AIM OF THE TASK: Gather up the lines with the word "iniciar" in them.

┌──

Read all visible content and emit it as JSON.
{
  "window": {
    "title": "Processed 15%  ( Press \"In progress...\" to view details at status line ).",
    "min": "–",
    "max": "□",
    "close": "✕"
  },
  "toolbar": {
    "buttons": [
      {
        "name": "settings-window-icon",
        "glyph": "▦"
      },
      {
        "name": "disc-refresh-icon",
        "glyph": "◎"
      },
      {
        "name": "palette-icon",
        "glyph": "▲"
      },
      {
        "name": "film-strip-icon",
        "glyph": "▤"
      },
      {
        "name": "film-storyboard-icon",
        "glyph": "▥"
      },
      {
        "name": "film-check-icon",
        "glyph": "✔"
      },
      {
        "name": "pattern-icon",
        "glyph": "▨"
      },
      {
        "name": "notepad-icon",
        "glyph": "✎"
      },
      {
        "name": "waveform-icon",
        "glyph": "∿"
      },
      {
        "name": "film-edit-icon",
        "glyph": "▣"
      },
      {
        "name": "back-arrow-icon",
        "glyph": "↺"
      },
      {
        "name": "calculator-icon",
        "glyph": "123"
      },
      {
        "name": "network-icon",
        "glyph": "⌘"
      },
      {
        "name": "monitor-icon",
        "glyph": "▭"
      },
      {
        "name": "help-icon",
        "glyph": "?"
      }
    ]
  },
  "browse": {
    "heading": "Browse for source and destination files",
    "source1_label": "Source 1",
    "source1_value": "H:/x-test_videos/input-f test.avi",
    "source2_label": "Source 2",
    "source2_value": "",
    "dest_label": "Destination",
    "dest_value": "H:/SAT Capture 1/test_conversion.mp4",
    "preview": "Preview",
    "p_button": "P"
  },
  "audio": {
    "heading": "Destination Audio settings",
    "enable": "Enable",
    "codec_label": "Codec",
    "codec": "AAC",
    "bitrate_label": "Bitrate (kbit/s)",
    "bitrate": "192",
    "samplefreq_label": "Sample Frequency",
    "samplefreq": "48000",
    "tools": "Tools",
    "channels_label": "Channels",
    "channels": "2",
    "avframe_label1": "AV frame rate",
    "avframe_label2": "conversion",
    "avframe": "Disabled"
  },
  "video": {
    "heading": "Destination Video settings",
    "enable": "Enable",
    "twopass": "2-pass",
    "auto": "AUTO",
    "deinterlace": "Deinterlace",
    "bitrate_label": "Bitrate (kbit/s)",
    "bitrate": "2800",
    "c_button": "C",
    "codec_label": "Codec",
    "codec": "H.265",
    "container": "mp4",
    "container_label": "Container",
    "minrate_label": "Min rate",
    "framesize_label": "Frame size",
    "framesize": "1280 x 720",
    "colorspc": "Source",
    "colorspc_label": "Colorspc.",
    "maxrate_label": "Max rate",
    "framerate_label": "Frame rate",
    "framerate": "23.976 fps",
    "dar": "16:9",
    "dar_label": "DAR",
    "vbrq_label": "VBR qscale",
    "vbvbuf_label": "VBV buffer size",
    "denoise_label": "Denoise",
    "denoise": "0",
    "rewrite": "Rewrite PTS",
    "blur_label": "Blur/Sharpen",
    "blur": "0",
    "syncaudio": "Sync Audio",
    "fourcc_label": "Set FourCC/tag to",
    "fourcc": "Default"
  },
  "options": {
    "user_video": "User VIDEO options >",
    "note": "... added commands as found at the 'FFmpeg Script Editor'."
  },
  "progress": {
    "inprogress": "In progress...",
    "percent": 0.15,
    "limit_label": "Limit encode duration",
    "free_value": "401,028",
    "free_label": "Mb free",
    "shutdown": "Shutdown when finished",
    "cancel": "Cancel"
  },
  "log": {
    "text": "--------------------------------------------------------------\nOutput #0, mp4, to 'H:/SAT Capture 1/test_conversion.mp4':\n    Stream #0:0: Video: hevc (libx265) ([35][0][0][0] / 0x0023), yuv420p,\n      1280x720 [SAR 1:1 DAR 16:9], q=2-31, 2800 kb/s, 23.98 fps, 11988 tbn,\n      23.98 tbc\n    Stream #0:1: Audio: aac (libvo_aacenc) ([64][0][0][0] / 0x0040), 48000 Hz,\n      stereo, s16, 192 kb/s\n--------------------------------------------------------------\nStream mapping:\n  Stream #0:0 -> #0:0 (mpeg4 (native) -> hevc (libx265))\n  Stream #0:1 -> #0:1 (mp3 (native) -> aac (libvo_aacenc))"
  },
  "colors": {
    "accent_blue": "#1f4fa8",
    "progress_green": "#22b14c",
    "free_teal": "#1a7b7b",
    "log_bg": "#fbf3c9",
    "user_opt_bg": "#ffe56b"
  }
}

└──
┌──

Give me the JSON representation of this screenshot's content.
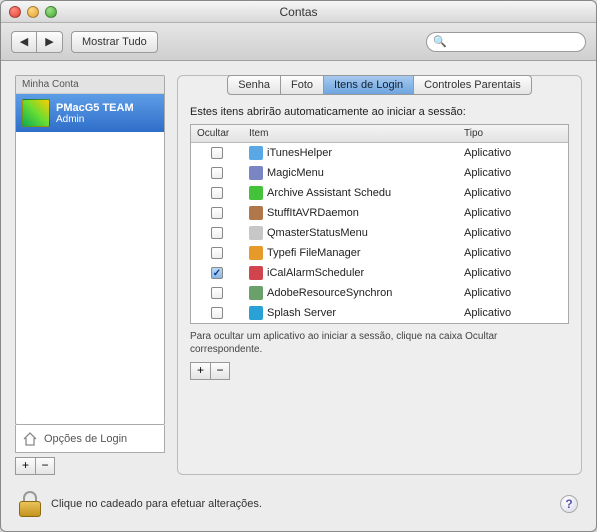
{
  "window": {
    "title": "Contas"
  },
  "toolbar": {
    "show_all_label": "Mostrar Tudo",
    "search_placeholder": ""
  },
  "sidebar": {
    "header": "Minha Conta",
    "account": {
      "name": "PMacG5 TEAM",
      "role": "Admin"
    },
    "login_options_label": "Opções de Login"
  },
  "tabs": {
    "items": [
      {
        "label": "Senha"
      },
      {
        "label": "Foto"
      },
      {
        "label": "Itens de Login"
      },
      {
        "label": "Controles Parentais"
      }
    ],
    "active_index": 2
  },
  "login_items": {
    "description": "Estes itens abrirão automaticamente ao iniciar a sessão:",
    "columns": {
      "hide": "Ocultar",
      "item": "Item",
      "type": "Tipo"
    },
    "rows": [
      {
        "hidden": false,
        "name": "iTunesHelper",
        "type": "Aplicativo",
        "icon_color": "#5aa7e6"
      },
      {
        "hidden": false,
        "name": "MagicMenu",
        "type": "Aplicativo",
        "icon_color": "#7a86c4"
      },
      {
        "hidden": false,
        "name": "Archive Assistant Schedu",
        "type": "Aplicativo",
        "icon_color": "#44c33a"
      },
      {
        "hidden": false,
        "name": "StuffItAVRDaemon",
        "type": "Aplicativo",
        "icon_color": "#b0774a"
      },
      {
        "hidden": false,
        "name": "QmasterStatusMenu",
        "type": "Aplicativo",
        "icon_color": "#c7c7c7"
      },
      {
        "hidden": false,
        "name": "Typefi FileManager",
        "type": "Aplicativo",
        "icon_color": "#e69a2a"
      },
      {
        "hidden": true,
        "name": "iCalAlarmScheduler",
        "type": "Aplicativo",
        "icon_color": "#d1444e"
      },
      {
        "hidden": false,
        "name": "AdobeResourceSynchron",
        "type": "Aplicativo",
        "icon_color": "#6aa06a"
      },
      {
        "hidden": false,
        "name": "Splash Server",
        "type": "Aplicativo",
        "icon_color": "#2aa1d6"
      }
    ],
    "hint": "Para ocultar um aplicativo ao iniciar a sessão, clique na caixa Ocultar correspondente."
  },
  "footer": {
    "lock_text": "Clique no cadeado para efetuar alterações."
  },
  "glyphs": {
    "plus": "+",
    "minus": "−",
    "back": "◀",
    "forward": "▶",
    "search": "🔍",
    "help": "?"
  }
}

└──
┌──

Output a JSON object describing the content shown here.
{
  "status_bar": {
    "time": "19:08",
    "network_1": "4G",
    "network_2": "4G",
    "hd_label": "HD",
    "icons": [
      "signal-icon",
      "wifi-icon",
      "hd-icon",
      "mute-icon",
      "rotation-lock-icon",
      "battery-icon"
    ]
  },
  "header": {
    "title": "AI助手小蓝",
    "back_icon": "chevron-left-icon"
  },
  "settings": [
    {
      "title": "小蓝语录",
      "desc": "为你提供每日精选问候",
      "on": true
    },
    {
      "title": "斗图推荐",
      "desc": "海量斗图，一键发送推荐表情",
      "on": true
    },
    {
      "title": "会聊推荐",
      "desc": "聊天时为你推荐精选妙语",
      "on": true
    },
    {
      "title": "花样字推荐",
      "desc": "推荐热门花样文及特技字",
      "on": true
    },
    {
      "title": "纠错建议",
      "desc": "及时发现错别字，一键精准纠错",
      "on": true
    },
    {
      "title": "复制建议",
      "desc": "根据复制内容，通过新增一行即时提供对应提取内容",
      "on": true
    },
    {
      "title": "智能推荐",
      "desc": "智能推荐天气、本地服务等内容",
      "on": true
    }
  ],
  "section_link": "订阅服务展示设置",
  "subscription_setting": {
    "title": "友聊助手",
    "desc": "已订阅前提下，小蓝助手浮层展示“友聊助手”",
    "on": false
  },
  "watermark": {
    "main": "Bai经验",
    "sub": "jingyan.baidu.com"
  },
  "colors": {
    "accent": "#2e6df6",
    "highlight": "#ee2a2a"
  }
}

└──

RESPONSE BELOW:
    "description": "Estes itens abrirão automaticamente ao iniciar a sessão:",
    "hint": "Para ocultar um aplicativo ao iniciar a sessão, clique na caixa Ocultar correspondente."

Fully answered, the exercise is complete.